- **Instructions for the task**:
Please reproduce every entry below word for word, leaving out the pictures.

- **Data listing**:

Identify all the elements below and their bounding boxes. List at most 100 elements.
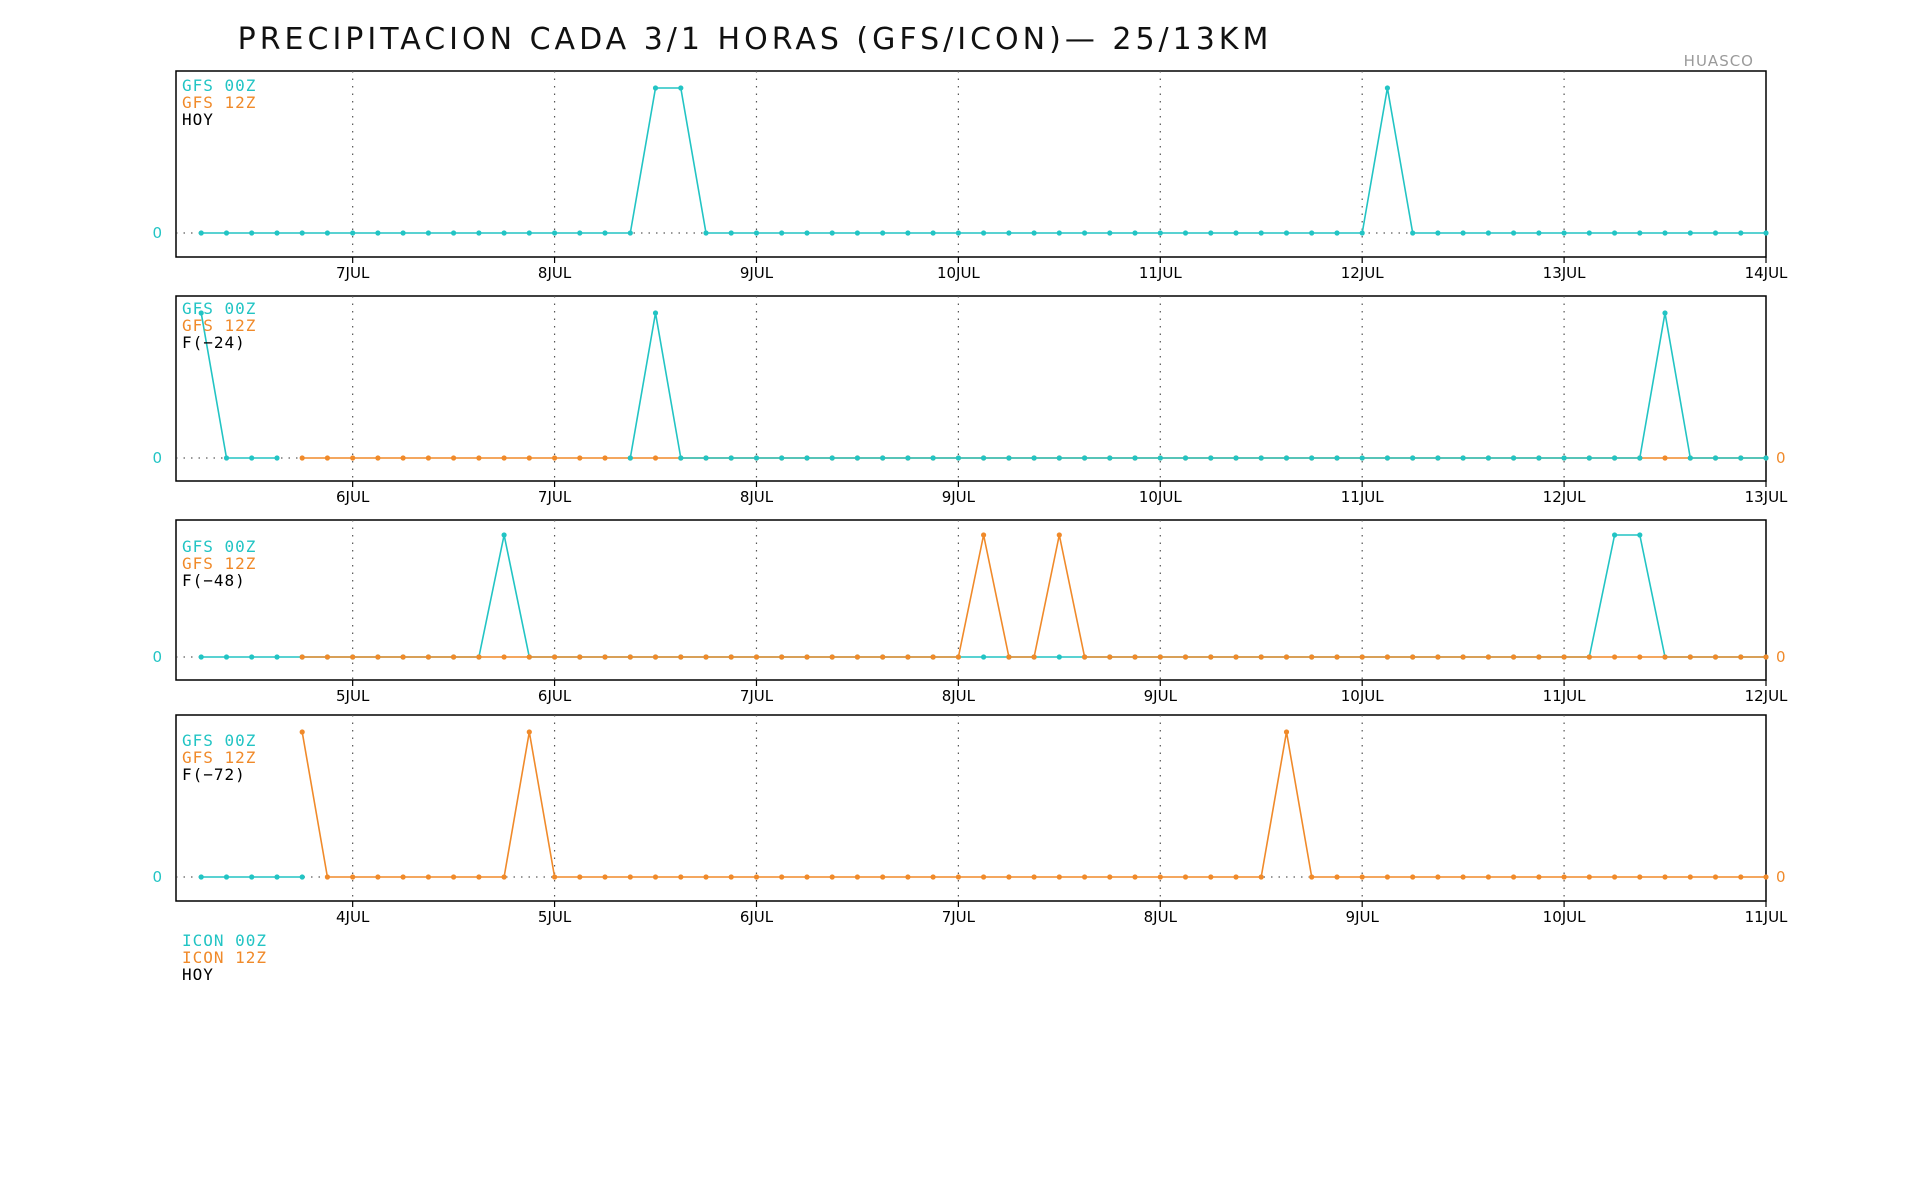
data-point — [1258, 455, 1264, 461]
data-point — [1435, 455, 1441, 461]
data-point — [728, 654, 734, 660]
data-point — [400, 455, 406, 461]
data-point — [829, 874, 835, 880]
data-point — [350, 455, 356, 461]
data-point — [1056, 874, 1062, 880]
data-point — [1182, 455, 1189, 461]
data-point — [501, 874, 507, 880]
data-point — [1283, 654, 1290, 660]
data-point — [1637, 532, 1643, 538]
x-tick-label: 9JUL — [1346, 908, 1380, 926]
data-point — [400, 230, 406, 236]
data-point — [577, 874, 583, 880]
data-point — [1410, 654, 1416, 660]
data-point — [1612, 230, 1618, 236]
legend-icon-00z: ICON 00Z — [182, 931, 268, 950]
data-point — [905, 455, 911, 461]
data-point — [1763, 230, 1769, 236]
data-point — [1435, 874, 1441, 880]
data-point — [1359, 230, 1365, 236]
data-point — [1410, 874, 1416, 880]
data-point — [552, 874, 558, 880]
legend-gfs-12z: GFS 12Z — [182, 748, 257, 767]
data-point — [1637, 455, 1643, 461]
data-point — [652, 455, 659, 461]
x-tick-label: 11JUL — [1745, 908, 1788, 926]
y-zero-label-right: 0 — [1776, 868, 1786, 886]
data-point — [324, 874, 330, 880]
data-point — [1056, 230, 1062, 236]
data-point — [905, 230, 911, 236]
data-point — [274, 230, 280, 236]
data-point — [1309, 230, 1315, 236]
y-zero-label-left: 0 — [152, 449, 162, 467]
data-point — [1738, 455, 1744, 461]
data-point — [652, 874, 659, 880]
x-tick-label: 11JUL — [1543, 687, 1586, 705]
data-point — [1208, 455, 1214, 461]
data-point — [652, 85, 659, 91]
data-point — [880, 654, 886, 660]
data-point — [552, 455, 558, 461]
legend-run-label: HOY — [182, 110, 214, 129]
data-point — [1031, 230, 1037, 236]
data-point — [1460, 455, 1466, 461]
data-point — [1435, 230, 1441, 236]
series-line — [201, 534, 1766, 658]
data-point — [1561, 874, 1567, 880]
data-point — [880, 455, 886, 461]
data-point — [1056, 654, 1062, 660]
x-tick-label: 5JUL — [538, 908, 572, 926]
data-point — [1208, 230, 1214, 236]
data-point — [1712, 230, 1719, 236]
data-point — [1258, 230, 1264, 236]
data-point — [804, 230, 810, 236]
y-zero-label-right: 0 — [1776, 449, 1786, 467]
x-tick-label: 10JUL — [1139, 488, 1182, 506]
data-point — [1132, 455, 1138, 461]
data-point — [1334, 230, 1340, 236]
data-point — [350, 654, 356, 660]
data-point — [1738, 874, 1744, 880]
x-tick-label: 7JUL — [740, 687, 774, 705]
data-point — [552, 654, 558, 660]
data-point — [627, 230, 633, 236]
panel-1-legend: GFS 00Z GFS 12Z HOY — [182, 77, 256, 128]
data-point — [501, 230, 507, 236]
data-point — [526, 729, 532, 735]
data-point — [1283, 230, 1290, 236]
data-point — [451, 874, 457, 880]
data-point — [249, 455, 255, 461]
data-point — [880, 874, 886, 880]
data-point — [1511, 230, 1517, 236]
x-tick-label: 10JUL — [1341, 687, 1384, 705]
data-point — [905, 654, 911, 660]
x-tick-label: 11JUL — [1341, 488, 1384, 506]
data-point — [501, 654, 507, 660]
x-tick-label: 6JUL — [336, 488, 370, 506]
data-point — [652, 654, 659, 660]
data-point — [1687, 455, 1693, 461]
data-point — [198, 310, 204, 316]
data-point — [1258, 654, 1264, 660]
data-point — [728, 455, 734, 461]
x-tick-label: 7JUL — [336, 264, 370, 282]
data-point — [1258, 874, 1264, 880]
series-line — [201, 87, 1766, 234]
data-point — [602, 874, 608, 880]
data-point — [804, 455, 810, 461]
data-point — [1511, 455, 1517, 461]
data-point — [955, 230, 962, 236]
panel-frame — [175, 519, 1767, 681]
x-tick-label: 8JUL — [1144, 908, 1178, 926]
data-point — [1536, 230, 1542, 236]
data-point — [1056, 532, 1062, 538]
data-point — [274, 654, 280, 660]
panel-frame — [175, 295, 1767, 482]
x-tick-label: 9JUL — [942, 488, 976, 506]
x-tick-label: 12JUL — [1341, 264, 1384, 282]
y-zero-label-left: 0 — [152, 224, 162, 242]
data-point — [1031, 654, 1037, 660]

- **Solution**:
Identify all the elements below and their bounding boxes. List at most 100 elements.
data-point — [1258, 455, 1264, 461]
data-point — [1435, 455, 1441, 461]
data-point — [728, 654, 734, 660]
data-point — [400, 455, 406, 461]
data-point — [829, 874, 835, 880]
data-point — [350, 455, 356, 461]
data-point — [1056, 874, 1062, 880]
data-point — [1182, 455, 1189, 461]
data-point — [501, 874, 507, 880]
data-point — [1283, 654, 1290, 660]
data-point — [1637, 532, 1643, 538]
x-tick-label: 9JUL — [1346, 908, 1380, 926]
data-point — [400, 230, 406, 236]
data-point — [577, 874, 583, 880]
data-point — [1410, 654, 1416, 660]
data-point — [1612, 230, 1618, 236]
legend-icon-00z: ICON 00Z — [182, 931, 268, 950]
data-point — [905, 455, 911, 461]
data-point — [1763, 230, 1769, 236]
data-point — [1435, 874, 1441, 880]
data-point — [1359, 230, 1365, 236]
data-point — [1410, 874, 1416, 880]
data-point — [552, 874, 558, 880]
legend-gfs-12z: GFS 12Z — [182, 748, 257, 767]
data-point — [1637, 455, 1643, 461]
data-point — [652, 455, 659, 461]
x-tick-label: 11JUL — [1745, 908, 1788, 926]
y-zero-label-right: 0 — [1776, 868, 1786, 886]
data-point — [324, 874, 330, 880]
data-point — [1056, 230, 1062, 236]
data-point — [905, 230, 911, 236]
data-point — [274, 230, 280, 236]
data-point — [1309, 230, 1315, 236]
y-zero-label-left: 0 — [152, 449, 162, 467]
data-point — [1738, 455, 1744, 461]
data-point — [652, 874, 659, 880]
x-tick-label: 11JUL — [1543, 687, 1586, 705]
data-point — [1208, 455, 1214, 461]
data-point — [652, 85, 659, 91]
data-point — [880, 654, 886, 660]
data-point — [552, 455, 558, 461]
legend-run-label: HOY — [182, 110, 214, 129]
data-point — [1031, 230, 1037, 236]
data-point — [1460, 455, 1466, 461]
data-point — [1435, 230, 1441, 236]
series-line — [201, 534, 1766, 658]
data-point — [1561, 874, 1567, 880]
data-point — [880, 455, 886, 461]
data-point — [1056, 654, 1062, 660]
x-tick-label: 5JUL — [538, 908, 572, 926]
data-point — [1208, 230, 1214, 236]
data-point — [1712, 230, 1719, 236]
data-point — [1258, 230, 1264, 236]
data-point — [804, 230, 810, 236]
y-zero-label-right: 0 — [1776, 449, 1786, 467]
x-tick-label: 10JUL — [1139, 488, 1182, 506]
data-point — [1132, 455, 1138, 461]
data-point — [1334, 230, 1340, 236]
data-point — [350, 654, 356, 660]
data-point — [1738, 874, 1744, 880]
x-tick-label: 7JUL — [740, 687, 774, 705]
data-point — [552, 654, 558, 660]
data-point — [627, 230, 633, 236]
panel-1-legend: GFS 00Z GFS 12Z HOY — [182, 77, 256, 128]
data-point — [501, 230, 507, 236]
data-point — [526, 729, 532, 735]
data-point — [1283, 230, 1290, 236]
data-point — [451, 874, 457, 880]
data-point — [249, 455, 255, 461]
data-point — [880, 874, 886, 880]
data-point — [1511, 230, 1517, 236]
x-tick-label: 10JUL — [1341, 687, 1384, 705]
data-point — [905, 654, 911, 660]
x-tick-label: 11JUL — [1341, 488, 1384, 506]
data-point — [501, 654, 507, 660]
x-tick-label: 6JUL — [336, 488, 370, 506]
data-point — [652, 654, 659, 660]
data-point — [1687, 455, 1693, 461]
data-point — [198, 310, 204, 316]
data-point — [1258, 654, 1264, 660]
data-point — [728, 455, 734, 461]
x-tick-label: 7JUL — [336, 264, 370, 282]
data-point — [1258, 874, 1264, 880]
series-line — [201, 87, 1766, 234]
data-point — [602, 874, 608, 880]
data-point — [804, 455, 810, 461]
data-point — [1511, 455, 1517, 461]
data-point — [955, 230, 962, 236]
panel-frame — [175, 519, 1767, 681]
x-tick-label: 8JUL — [1144, 908, 1178, 926]
data-point — [1536, 230, 1542, 236]
data-point — [1056, 532, 1062, 538]
data-point — [274, 654, 280, 660]
panel-frame — [175, 295, 1767, 482]
x-tick-label: 9JUL — [942, 488, 976, 506]
x-tick-label: 12JUL — [1341, 264, 1384, 282]
y-zero-label-left: 0 — [152, 224, 162, 242]
data-point — [1031, 654, 1037, 660]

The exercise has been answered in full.